> [STORED ROWS]

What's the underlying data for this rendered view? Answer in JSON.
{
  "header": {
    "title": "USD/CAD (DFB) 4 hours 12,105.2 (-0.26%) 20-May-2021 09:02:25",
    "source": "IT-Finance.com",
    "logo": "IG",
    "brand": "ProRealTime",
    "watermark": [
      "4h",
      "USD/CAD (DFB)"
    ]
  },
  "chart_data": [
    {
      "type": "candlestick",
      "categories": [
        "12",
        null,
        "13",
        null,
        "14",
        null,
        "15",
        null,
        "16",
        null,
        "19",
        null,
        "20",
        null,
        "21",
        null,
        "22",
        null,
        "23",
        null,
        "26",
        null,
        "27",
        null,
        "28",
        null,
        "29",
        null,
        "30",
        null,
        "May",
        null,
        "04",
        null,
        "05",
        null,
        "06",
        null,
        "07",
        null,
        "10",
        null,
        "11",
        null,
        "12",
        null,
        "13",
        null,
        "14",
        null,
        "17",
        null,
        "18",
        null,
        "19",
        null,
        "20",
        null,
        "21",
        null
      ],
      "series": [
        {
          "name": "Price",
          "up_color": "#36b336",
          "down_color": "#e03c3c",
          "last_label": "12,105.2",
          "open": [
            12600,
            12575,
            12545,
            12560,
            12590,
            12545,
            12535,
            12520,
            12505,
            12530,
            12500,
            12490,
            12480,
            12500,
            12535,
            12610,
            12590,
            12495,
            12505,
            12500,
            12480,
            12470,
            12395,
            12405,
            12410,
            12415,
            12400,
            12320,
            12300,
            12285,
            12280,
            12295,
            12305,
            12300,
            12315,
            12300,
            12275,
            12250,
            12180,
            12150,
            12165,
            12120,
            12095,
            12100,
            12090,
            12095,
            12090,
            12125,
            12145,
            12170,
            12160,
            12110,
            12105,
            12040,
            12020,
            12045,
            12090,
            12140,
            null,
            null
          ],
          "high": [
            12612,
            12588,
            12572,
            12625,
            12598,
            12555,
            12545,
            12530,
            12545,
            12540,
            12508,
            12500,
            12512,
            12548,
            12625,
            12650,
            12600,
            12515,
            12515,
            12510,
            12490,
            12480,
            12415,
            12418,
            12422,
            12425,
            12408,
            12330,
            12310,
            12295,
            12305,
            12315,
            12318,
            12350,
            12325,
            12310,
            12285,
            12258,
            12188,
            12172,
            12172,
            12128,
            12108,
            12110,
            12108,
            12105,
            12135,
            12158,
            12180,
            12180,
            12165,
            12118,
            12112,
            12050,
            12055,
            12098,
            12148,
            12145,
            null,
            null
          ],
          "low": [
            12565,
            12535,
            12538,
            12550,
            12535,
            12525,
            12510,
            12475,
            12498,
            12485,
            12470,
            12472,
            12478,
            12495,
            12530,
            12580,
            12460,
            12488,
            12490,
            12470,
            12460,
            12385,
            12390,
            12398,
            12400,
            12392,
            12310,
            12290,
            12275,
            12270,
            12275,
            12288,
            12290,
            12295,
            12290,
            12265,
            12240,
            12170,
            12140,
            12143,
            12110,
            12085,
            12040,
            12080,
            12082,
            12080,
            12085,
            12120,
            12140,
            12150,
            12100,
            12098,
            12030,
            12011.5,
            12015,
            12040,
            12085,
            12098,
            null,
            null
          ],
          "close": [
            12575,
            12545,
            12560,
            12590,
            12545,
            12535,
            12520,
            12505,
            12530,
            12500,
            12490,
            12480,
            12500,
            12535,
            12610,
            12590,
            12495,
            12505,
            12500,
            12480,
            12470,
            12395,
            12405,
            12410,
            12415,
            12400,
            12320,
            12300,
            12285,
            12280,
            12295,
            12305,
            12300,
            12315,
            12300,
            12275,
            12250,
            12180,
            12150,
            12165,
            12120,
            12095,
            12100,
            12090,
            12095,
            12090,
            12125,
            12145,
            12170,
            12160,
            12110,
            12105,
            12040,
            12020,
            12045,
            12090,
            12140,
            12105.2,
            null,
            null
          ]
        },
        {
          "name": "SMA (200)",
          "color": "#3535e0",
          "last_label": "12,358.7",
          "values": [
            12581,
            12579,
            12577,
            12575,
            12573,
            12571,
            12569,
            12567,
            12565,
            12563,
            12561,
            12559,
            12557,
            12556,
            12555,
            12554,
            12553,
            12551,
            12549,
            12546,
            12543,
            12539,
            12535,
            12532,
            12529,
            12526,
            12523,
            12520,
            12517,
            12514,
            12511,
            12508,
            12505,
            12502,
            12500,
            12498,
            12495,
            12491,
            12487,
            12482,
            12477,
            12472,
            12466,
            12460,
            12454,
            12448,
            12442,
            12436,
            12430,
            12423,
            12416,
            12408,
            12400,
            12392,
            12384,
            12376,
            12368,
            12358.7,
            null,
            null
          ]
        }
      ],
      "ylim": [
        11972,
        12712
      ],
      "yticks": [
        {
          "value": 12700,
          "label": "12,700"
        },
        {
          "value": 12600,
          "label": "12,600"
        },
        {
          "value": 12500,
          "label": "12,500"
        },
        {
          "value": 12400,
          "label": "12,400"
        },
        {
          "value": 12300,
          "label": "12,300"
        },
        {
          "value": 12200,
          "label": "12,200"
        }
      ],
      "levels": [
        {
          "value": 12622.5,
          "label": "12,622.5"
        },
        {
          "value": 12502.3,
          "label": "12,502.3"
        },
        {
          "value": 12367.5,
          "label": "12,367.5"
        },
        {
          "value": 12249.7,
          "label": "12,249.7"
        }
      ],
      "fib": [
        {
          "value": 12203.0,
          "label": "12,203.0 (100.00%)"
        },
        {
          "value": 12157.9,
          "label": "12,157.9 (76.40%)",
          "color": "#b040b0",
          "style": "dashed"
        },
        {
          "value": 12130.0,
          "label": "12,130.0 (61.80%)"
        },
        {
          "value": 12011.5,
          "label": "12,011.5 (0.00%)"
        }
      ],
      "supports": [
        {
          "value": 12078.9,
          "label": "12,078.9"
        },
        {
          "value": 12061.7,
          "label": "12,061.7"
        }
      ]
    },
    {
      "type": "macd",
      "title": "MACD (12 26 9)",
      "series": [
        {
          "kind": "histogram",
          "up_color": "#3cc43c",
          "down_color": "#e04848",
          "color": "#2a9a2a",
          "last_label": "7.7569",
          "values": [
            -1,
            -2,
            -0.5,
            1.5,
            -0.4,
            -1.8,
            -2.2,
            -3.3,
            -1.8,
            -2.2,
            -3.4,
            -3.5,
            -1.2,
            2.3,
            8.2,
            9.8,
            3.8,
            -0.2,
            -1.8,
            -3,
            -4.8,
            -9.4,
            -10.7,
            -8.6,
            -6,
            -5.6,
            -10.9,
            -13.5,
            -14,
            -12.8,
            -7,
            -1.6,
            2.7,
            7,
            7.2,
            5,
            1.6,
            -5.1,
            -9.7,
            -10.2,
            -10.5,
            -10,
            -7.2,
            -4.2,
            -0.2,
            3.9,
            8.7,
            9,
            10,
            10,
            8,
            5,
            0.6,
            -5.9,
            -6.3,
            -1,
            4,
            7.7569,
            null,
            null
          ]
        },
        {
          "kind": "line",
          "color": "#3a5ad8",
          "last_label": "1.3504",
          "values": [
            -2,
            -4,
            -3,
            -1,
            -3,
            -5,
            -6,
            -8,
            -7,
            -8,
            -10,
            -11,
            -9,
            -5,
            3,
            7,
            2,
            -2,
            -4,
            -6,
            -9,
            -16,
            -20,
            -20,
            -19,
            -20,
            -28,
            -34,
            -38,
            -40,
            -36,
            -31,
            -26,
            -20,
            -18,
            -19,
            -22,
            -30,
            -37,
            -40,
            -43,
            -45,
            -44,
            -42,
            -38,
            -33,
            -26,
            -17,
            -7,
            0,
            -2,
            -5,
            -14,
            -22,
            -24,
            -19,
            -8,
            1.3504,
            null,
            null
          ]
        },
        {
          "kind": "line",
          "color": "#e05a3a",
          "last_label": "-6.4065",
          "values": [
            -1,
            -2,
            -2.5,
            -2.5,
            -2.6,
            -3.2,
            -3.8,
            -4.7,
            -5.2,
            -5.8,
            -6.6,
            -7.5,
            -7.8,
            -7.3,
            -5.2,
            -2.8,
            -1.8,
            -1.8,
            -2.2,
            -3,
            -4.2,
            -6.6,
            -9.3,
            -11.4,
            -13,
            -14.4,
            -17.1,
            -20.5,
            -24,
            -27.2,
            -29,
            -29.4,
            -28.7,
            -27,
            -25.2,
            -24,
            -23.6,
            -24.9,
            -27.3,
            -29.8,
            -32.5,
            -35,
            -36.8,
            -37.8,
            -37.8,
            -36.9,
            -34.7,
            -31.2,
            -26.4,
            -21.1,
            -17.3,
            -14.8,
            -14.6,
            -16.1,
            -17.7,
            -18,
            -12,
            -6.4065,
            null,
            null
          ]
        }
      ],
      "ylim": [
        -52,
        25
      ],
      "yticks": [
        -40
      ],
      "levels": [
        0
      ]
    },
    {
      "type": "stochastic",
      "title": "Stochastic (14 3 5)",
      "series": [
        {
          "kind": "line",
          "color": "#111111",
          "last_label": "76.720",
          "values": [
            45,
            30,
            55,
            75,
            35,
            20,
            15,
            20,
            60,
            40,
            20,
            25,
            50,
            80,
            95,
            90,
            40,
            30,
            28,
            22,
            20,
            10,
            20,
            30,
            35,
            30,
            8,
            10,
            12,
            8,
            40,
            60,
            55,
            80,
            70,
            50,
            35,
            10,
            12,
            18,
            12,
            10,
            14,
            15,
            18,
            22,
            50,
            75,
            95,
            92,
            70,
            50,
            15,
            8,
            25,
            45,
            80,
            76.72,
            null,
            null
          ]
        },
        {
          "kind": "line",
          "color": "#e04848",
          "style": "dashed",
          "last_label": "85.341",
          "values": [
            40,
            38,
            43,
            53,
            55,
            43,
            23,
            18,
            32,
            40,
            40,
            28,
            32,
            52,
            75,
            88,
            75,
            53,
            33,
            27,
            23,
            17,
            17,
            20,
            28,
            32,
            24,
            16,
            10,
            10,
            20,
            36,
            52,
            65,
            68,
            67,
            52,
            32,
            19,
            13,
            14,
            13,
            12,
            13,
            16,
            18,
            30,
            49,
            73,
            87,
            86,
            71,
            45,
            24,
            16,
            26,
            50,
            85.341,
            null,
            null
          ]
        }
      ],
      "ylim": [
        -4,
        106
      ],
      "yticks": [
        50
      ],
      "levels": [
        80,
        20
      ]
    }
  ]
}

> [WRITTEN TASK] Using the entries above, state how many lines include the word "title", with no other words.

> [WRITTEN RESPONSE] 3